Data entries
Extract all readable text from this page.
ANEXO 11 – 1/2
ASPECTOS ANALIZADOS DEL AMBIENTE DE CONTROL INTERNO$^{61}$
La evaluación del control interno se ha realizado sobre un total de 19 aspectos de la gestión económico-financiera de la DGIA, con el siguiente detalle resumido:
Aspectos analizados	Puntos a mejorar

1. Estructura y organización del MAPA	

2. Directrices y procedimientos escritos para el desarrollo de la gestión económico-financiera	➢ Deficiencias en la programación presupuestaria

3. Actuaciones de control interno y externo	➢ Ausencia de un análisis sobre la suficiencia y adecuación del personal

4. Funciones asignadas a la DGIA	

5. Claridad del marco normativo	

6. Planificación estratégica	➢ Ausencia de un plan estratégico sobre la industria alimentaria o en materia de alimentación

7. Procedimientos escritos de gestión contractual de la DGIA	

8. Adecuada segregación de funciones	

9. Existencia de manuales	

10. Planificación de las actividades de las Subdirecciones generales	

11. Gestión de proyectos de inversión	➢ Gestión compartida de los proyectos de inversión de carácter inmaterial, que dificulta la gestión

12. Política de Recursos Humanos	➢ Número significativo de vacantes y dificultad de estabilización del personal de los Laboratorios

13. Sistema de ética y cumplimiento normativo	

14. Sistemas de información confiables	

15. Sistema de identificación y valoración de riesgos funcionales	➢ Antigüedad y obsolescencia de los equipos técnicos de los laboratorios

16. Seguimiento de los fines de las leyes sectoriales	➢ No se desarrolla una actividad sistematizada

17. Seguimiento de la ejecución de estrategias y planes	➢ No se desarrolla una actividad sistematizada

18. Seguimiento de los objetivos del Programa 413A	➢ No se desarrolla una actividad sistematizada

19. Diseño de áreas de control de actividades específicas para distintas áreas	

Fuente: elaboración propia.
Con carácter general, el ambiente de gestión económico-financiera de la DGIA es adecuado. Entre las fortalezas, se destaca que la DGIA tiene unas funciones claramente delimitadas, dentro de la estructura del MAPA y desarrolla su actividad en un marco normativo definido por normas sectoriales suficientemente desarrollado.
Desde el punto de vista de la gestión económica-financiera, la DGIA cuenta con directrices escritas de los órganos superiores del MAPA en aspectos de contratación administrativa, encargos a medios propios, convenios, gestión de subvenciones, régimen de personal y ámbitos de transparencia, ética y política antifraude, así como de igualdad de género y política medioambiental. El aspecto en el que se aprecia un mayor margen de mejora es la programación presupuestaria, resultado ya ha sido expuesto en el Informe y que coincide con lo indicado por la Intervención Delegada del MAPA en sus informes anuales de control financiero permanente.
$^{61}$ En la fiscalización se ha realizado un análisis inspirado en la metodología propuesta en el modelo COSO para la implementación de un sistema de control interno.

**Exercise:**
Among these entries, how many lines include the string "escritos"? Reply with the number by itself.

**Exercise answer:**
2